%%

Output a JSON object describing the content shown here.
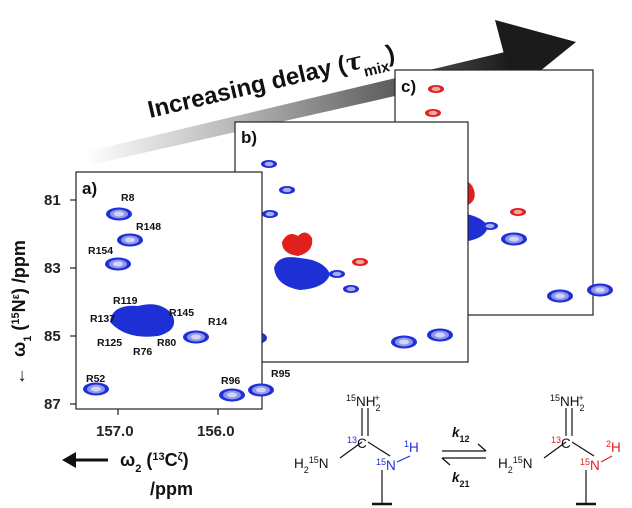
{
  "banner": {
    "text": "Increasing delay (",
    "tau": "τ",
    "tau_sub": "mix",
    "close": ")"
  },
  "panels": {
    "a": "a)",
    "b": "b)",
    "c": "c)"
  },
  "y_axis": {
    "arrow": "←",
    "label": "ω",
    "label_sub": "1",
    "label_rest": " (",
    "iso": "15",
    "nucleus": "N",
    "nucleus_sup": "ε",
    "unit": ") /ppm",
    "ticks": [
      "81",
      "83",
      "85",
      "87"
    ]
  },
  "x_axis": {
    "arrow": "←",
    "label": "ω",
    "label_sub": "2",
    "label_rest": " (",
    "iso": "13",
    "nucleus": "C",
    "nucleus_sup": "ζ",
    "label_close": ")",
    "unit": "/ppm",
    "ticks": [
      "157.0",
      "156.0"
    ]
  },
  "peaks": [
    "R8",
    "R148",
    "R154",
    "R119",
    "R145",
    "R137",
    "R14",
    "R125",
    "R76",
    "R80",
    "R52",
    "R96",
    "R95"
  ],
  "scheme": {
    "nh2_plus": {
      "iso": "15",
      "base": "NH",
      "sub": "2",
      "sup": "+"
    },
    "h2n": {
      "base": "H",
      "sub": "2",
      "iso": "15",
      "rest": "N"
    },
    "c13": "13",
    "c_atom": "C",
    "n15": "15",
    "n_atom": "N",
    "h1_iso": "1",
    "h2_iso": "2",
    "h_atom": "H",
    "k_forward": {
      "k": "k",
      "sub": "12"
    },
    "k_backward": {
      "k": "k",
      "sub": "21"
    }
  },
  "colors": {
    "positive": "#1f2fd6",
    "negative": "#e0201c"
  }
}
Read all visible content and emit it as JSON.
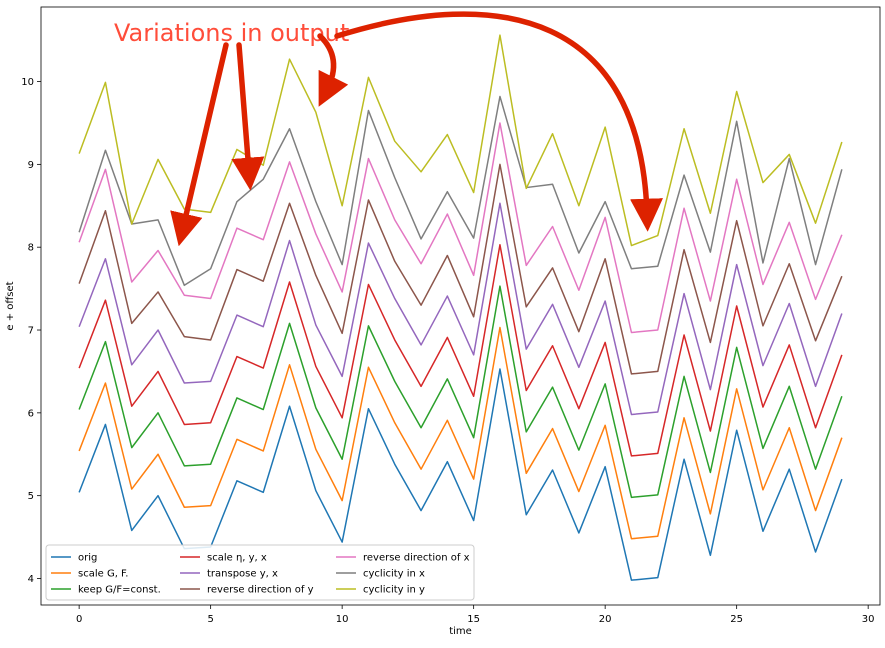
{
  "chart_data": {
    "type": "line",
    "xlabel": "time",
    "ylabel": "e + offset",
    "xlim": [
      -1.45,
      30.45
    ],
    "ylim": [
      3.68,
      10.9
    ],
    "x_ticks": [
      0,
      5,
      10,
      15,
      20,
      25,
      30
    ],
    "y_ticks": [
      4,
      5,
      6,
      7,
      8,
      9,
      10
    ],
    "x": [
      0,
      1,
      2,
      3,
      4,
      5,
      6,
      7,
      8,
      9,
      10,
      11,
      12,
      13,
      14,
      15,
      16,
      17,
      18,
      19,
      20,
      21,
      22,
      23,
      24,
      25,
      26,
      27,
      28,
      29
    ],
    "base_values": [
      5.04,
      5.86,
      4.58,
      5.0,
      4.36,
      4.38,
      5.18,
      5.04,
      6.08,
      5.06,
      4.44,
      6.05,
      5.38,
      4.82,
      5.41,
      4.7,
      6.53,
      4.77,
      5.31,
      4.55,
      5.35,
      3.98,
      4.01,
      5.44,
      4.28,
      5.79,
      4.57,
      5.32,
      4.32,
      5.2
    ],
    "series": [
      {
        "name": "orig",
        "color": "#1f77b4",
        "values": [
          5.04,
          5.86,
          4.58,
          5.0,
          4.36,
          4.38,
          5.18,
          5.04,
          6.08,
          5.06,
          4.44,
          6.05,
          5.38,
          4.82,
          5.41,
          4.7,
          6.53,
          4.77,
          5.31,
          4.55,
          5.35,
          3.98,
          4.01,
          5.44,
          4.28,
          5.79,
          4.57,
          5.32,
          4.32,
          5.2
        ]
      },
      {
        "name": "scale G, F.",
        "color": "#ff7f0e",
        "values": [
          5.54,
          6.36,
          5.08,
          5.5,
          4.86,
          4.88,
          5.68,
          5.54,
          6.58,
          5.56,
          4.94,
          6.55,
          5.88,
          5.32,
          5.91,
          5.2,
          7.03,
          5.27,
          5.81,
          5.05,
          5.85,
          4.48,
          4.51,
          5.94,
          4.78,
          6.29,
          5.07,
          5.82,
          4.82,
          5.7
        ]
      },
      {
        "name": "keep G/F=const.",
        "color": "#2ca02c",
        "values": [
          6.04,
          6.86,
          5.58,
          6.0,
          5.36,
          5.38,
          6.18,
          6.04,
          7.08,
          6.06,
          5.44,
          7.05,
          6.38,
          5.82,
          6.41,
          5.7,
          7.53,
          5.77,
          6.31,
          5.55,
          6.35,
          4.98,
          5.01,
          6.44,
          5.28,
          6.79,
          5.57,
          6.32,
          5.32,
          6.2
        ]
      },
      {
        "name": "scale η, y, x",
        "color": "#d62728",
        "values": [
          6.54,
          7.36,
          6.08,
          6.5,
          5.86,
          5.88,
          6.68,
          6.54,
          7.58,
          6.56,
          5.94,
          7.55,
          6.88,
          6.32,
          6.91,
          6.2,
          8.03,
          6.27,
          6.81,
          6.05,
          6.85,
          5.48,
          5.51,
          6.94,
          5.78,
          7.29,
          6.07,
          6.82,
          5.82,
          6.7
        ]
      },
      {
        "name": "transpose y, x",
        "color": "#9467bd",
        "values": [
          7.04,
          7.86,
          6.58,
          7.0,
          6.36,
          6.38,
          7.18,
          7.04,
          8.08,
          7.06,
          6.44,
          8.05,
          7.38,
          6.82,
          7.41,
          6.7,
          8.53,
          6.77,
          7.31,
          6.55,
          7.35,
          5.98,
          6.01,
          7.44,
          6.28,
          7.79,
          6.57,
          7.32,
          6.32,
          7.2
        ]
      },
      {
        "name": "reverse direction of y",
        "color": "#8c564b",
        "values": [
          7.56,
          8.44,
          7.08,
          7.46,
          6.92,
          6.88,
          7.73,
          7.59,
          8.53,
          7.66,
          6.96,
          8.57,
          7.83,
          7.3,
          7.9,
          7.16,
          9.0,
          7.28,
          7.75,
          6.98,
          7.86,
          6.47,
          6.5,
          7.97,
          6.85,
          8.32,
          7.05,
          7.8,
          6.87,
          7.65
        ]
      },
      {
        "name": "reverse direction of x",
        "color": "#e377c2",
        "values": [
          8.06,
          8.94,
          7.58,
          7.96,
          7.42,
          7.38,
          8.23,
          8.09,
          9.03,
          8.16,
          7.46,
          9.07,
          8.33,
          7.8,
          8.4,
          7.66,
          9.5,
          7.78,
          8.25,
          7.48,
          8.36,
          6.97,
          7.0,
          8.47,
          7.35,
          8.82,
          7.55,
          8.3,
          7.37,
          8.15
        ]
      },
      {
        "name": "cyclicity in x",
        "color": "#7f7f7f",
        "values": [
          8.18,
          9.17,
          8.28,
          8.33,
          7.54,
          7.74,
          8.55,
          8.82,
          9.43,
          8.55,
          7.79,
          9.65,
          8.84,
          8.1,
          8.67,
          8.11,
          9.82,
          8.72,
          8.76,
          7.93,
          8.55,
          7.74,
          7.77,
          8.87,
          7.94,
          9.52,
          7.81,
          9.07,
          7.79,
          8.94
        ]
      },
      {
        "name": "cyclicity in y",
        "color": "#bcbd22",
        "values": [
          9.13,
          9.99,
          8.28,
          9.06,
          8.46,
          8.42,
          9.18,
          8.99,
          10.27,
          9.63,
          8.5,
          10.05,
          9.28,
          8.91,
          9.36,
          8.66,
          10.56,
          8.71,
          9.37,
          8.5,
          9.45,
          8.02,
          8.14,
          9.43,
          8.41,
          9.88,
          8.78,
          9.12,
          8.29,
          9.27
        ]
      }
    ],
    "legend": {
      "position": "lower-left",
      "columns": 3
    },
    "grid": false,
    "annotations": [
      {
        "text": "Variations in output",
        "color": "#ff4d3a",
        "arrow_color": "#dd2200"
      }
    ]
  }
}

%%

**WRITTEN TASK:**
Would you set down the listing exactly, omitting pictures?

**EXPECTED ANSWER:**
Output a JSON object describing the content shown here.
{
  "banner": {
    "text": "Increasing delay (",
    "tau": "τ",
    "tau_sub": "mix",
    "close": ")"
  },
  "panels": {
    "a": "a)",
    "b": "b)",
    "c": "c)"
  },
  "y_axis": {
    "arrow": "←",
    "label": "ω",
    "label_sub": "1",
    "label_rest": " (",
    "iso": "15",
    "nucleus": "N",
    "nucleus_sup": "ε",
    "unit": ") /ppm",
    "ticks": [
      "81",
      "83",
      "85",
      "87"
    ]
  },
  "x_axis": {
    "arrow": "←",
    "label": "ω",
    "label_sub": "2",
    "label_rest": " (",
    "iso": "13",
    "nucleus": "C",
    "nucleus_sup": "ζ",
    "label_close": ")",
    "unit": "/ppm",
    "ticks": [
      "157.0",
      "156.0"
    ]
  },
  "peaks": [
    "R8",
    "R148",
    "R154",
    "R119",
    "R145",
    "R137",
    "R14",
    "R125",
    "R76",
    "R80",
    "R52",
    "R96",
    "R95"
  ],
  "scheme": {
    "nh2_plus": {
      "iso": "15",
      "base": "NH",
      "sub": "2",
      "sup": "+"
    },
    "h2n": {
      "base": "H",
      "sub": "2",
      "iso": "15",
      "rest": "N"
    },
    "c13": "13",
    "c_atom": "C",
    "n15": "15",
    "n_atom": "N",
    "h1_iso": "1",
    "h2_iso": "2",
    "h_atom": "H",
    "k_forward": {
      "k": "k",
      "sub": "12"
    },
    "k_backward": {
      "k": "k",
      "sub": "21"
    }
  },
  "colors": {
    "positive": "#1f2fd6",
    "negative": "#e0201c"
  }
}
Read all visible content and emit it as JSON.
{
  "chart_data": {
    "type": "line",
    "xlabel": "time",
    "ylabel": "e + offset",
    "xlim": [
      -1.45,
      30.45
    ],
    "ylim": [
      3.68,
      10.9
    ],
    "x_ticks": [
      0,
      5,
      10,
      15,
      20,
      25,
      30
    ],
    "y_ticks": [
      4,
      5,
      6,
      7,
      8,
      9,
      10
    ],
    "x": [
      0,
      1,
      2,
      3,
      4,
      5,
      6,
      7,
      8,
      9,
      10,
      11,
      12,
      13,
      14,
      15,
      16,
      17,
      18,
      19,
      20,
      21,
      22,
      23,
      24,
      25,
      26,
      27,
      28,
      29
    ],
    "base_values": [
      5.04,
      5.86,
      4.58,
      5.0,
      4.36,
      4.38,
      5.18,
      5.04,
      6.08,
      5.06,
      4.44,
      6.05,
      5.38,
      4.82,
      5.41,
      4.7,
      6.53,
      4.77,
      5.31,
      4.55,
      5.35,
      3.98,
      4.01,
      5.44,
      4.28,
      5.79,
      4.57,
      5.32,
      4.32,
      5.2
    ],
    "series": [
      {
        "name": "orig",
        "color": "#1f77b4",
        "values": [
          5.04,
          5.86,
          4.58,
          5.0,
          4.36,
          4.38,
          5.18,
          5.04,
          6.08,
          5.06,
          4.44,
          6.05,
          5.38,
          4.82,
          5.41,
          4.7,
          6.53,
          4.77,
          5.31,
          4.55,
          5.35,
          3.98,
          4.01,
          5.44,
          4.28,
          5.79,
          4.57,
          5.32,
          4.32,
          5.2
        ]
      },
      {
        "name": "scale G, F.",
        "color": "#ff7f0e",
        "values": [
          5.54,
          6.36,
          5.08,
          5.5,
          4.86,
          4.88,
          5.68,
          5.54,
          6.58,
          5.56,
          4.94,
          6.55,
          5.88,
          5.32,
          5.91,
          5.2,
          7.03,
          5.27,
          5.81,
          5.05,
          5.85,
          4.48,
          4.51,
          5.94,
          4.78,
          6.29,
          5.07,
          5.82,
          4.82,
          5.7
        ]
      },
      {
        "name": "keep G/F=const.",
        "color": "#2ca02c",
        "values": [
          6.04,
          6.86,
          5.58,
          6.0,
          5.36,
          5.38,
          6.18,
          6.04,
          7.08,
          6.06,
          5.44,
          7.05,
          6.38,
          5.82,
          6.41,
          5.7,
          7.53,
          5.77,
          6.31,
          5.55,
          6.35,
          4.98,
          5.01,
          6.44,
          5.28,
          6.79,
          5.57,
          6.32,
          5.32,
          6.2
        ]
      },
      {
        "name": "scale η, y, x",
        "color": "#d62728",
        "values": [
          6.54,
          7.36,
          6.08,
          6.5,
          5.86,
          5.88,
          6.68,
          6.54,
          7.58,
          6.56,
          5.94,
          7.55,
          6.88,
          6.32,
          6.91,
          6.2,
          8.03,
          6.27,
          6.81,
          6.05,
          6.85,
          5.48,
          5.51,
          6.94,
          5.78,
          7.29,
          6.07,
          6.82,
          5.82,
          6.7
        ]
      },
      {
        "name": "transpose y, x",
        "color": "#9467bd",
        "values": [
          7.04,
          7.86,
          6.58,
          7.0,
          6.36,
          6.38,
          7.18,
          7.04,
          8.08,
          7.06,
          6.44,
          8.05,
          7.38,
          6.82,
          7.41,
          6.7,
          8.53,
          6.77,
          7.31,
          6.55,
          7.35,
          5.98,
          6.01,
          7.44,
          6.28,
          7.79,
          6.57,
          7.32,
          6.32,
          7.2
        ]
      },
      {
        "name": "reverse direction of y",
        "color": "#8c564b",
        "values": [
          7.56,
          8.44,
          7.08,
          7.46,
          6.92,
          6.88,
          7.73,
          7.59,
          8.53,
          7.66,
          6.96,
          8.57,
          7.83,
          7.3,
          7.9,
          7.16,
          9.0,
          7.28,
          7.75,
          6.98,
          7.86,
          6.47,
          6.5,
          7.97,
          6.85,
          8.32,
          7.05,
          7.8,
          6.87,
          7.65
        ]
      },
      {
        "name": "reverse direction of x",
        "color": "#e377c2",
        "values": [
          8.06,
          8.94,
          7.58,
          7.96,
          7.42,
          7.38,
          8.23,
          8.09,
          9.03,
          8.16,
          7.46,
          9.07,
          8.33,
          7.8,
          8.4,
          7.66,
          9.5,
          7.78,
          8.25,
          7.48,
          8.36,
          6.97,
          7.0,
          8.47,
          7.35,
          8.82,
          7.55,
          8.3,
          7.37,
          8.15
        ]
      },
      {
        "name": "cyclicity in x",
        "color": "#7f7f7f",
        "values": [
          8.18,
          9.17,
          8.28,
          8.33,
          7.54,
          7.74,
          8.55,
          8.82,
          9.43,
          8.55,
          7.79,
          9.65,
          8.84,
          8.1,
          8.67,
          8.11,
          9.82,
          8.72,
          8.76,
          7.93,
          8.55,
          7.74,
          7.77,
          8.87,
          7.94,
          9.52,
          7.81,
          9.07,
          7.79,
          8.94
        ]
      },
      {
        "name": "cyclicity in y",
        "color": "#bcbd22",
        "values": [
          9.13,
          9.99,
          8.28,
          9.06,
          8.46,
          8.42,
          9.18,
          8.99,
          10.27,
          9.63,
          8.5,
          10.05,
          9.28,
          8.91,
          9.36,
          8.66,
          10.56,
          8.71,
          9.37,
          8.5,
          9.45,
          8.02,
          8.14,
          9.43,
          8.41,
          9.88,
          8.78,
          9.12,
          8.29,
          9.27
        ]
      }
    ],
    "legend": {
      "position": "lower-left",
      "columns": 3
    },
    "grid": false,
    "annotations": [
      {
        "text": "Variations in output",
        "color": "#ff4d3a",
        "arrow_color": "#dd2200"
      }
    ]
  }
}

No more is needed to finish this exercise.